DATA TO PROCESS:
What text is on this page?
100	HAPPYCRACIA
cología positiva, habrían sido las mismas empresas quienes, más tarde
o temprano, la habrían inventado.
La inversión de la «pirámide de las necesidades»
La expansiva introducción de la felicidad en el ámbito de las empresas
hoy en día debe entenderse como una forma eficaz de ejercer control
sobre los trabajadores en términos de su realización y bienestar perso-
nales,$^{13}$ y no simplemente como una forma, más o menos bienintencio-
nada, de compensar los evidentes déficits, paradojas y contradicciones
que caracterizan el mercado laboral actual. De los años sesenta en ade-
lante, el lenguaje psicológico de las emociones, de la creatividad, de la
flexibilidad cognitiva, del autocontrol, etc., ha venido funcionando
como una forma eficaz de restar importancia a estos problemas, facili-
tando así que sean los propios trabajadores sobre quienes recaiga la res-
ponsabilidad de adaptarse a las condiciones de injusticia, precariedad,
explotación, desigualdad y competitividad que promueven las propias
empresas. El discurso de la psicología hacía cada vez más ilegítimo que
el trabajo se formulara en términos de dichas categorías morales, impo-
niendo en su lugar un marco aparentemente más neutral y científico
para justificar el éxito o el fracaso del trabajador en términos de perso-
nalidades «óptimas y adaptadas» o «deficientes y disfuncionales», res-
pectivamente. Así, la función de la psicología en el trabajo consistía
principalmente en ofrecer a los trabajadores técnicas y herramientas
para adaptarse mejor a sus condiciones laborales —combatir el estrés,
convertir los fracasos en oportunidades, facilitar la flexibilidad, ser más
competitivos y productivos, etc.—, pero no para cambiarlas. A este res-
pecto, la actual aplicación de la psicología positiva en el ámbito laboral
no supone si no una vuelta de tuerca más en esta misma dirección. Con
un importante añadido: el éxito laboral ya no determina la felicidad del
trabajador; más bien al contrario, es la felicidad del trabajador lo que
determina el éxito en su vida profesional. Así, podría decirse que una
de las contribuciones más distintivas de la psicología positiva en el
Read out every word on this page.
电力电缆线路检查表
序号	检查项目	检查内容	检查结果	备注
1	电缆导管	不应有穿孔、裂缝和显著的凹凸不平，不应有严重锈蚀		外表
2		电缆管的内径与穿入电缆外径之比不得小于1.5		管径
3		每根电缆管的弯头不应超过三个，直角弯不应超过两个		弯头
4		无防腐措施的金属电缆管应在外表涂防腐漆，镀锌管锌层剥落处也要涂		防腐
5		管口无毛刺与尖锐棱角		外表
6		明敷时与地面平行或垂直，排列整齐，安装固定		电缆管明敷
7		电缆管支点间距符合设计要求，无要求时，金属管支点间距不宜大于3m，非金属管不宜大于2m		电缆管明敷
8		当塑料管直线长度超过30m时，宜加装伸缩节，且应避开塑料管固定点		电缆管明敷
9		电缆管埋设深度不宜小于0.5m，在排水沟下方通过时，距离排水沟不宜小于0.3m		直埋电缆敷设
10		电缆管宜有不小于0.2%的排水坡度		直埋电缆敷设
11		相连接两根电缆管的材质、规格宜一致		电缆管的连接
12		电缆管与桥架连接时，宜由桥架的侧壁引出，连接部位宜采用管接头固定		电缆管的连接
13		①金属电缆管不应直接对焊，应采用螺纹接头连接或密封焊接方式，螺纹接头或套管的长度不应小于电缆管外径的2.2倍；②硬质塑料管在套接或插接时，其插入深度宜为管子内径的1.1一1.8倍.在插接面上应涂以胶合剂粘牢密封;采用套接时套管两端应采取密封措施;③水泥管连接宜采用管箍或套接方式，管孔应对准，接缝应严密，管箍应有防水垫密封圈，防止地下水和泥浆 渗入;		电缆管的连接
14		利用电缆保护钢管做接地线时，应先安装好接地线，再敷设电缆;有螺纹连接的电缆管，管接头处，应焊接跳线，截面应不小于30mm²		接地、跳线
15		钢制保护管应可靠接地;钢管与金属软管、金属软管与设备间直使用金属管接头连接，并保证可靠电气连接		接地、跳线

EXERCISE REQUIREMENTS: Transcribe the data. Leave every line exactly as it is.

TASK OUTPUT:
What text is on this page?
100	HAPPYCRACIA
cología positiva, habrían sido las mismas empresas quienes, más tarde
o temprano, la habrían inventado.
La inversión de la «pirámide de las necesidades»
La expansiva introducción de la felicidad en el ámbito de las empresas
hoy en día debe entenderse como una forma eficaz de ejercer control
sobre los trabajadores en términos de su realización y bienestar perso-
nales,$^{13}$ y no simplemente como una forma, más o menos bienintencio-
nada, de compensar los evidentes déficits, paradojas y contradicciones
que caracterizan el mercado laboral actual. De los años sesenta en ade-
lante, el lenguaje psicológico de las emociones, de la creatividad, de la
flexibilidad cognitiva, del autocontrol, etc., ha venido funcionando
como una forma eficaz de restar importancia a estos problemas, facili-
tando así que sean los propios trabajadores sobre quienes recaiga la res-
ponsabilidad de adaptarse a las condiciones de injusticia, precariedad,
explotación, desigualdad y competitividad que promueven las propias
empresas. El discurso de la psicología hacía cada vez más ilegítimo que
el trabajo se formulara en términos de dichas categorías morales, impo-
niendo en su lugar un marco aparentemente más neutral y científico
para justificar el éxito o el fracaso del trabajador en términos de perso-
nalidades «óptimas y adaptadas» o «deficientes y disfuncionales», res-
pectivamente. Así, la función de la psicología en el trabajo consistía
principalmente en ofrecer a los trabajadores técnicas y herramientas
para adaptarse mejor a sus condiciones laborales —combatir el estrés,
convertir los fracasos en oportunidades, facilitar la flexibilidad, ser más
competitivos y productivos, etc.—, pero no para cambiarlas. A este res-
pecto, la actual aplicación de la psicología positiva en el ámbito laboral
no supone si no una vuelta de tuerca más en esta misma dirección. Con
un importante añadido: el éxito laboral ya no determina la felicidad del
trabajador; más bien al contrario, es la felicidad del trabajador lo que
determina el éxito en su vida profesional. Así, podría decirse que una
de las contribuciones más distintivas de la psicología positiva en el
Read out every word on this page.
电力电缆线路检查表
序号	检查项目	检查内容	检查结果	备注
1	电缆导管	不应有穿孔、裂缝和显著的凹凸不平，不应有严重锈蚀		外表
2		电缆管的内径与穿入电缆外径之比不得小于1.5		管径
3		每根电缆管的弯头不应超过三个，直角弯不应超过两个		弯头
4		无防腐措施的金属电缆管应在外表涂防腐漆，镀锌管锌层剥落处也要涂		防腐
5		管口无毛刺与尖锐棱角		外表
6		明敷时与地面平行或垂直，排列整齐，安装固定		电缆管明敷
7		电缆管支点间距符合设计要求，无要求时，金属管支点间距不宜大于3m，非金属管不宜大于2m		电缆管明敷
8		当塑料管直线长度超过30m时，宜加装伸缩节，且应避开塑料管固定点		电缆管明敷
9		电缆管埋设深度不宜小于0.5m，在排水沟下方通过时，距离排水沟不宜小于0.3m		直埋电缆敷设
10		电缆管宜有不小于0.2%的排水坡度		直埋电缆敷设
11		相连接两根电缆管的材质、规格宜一致		电缆管的连接
12		电缆管与桥架连接时，宜由桥架的侧壁引出，连接部位宜采用管接头固定		电缆管的连接
13		①金属电缆管不应直接对焊，应采用螺纹接头连接或密封焊接方式，螺纹接头或套管的长度不应小于电缆管外径的2.2倍；②硬质塑料管在套接或插接时，其插入深度宜为管子内径的1.1一1.8倍.在插接面上应涂以胶合剂粘牢密封;采用套接时套管两端应采取密封措施;③水泥管连接宜采用管箍或套接方式，管孔应对准，接缝应严密，管箍应有防水垫密封圈，防止地下水和泥浆 渗入;		电缆管的连接
14		利用电缆保护钢管做接地线时，应先安装好接地线，再敷设电缆;有螺纹连接的电缆管，管接头处，应焊接跳线，截面应不小于30mm²		接地、跳线
15		钢制保护管应可靠接地;钢管与金属软管、金属软管与设备间直使用金属管接头连接，并保证可靠电气连接		接地、跳线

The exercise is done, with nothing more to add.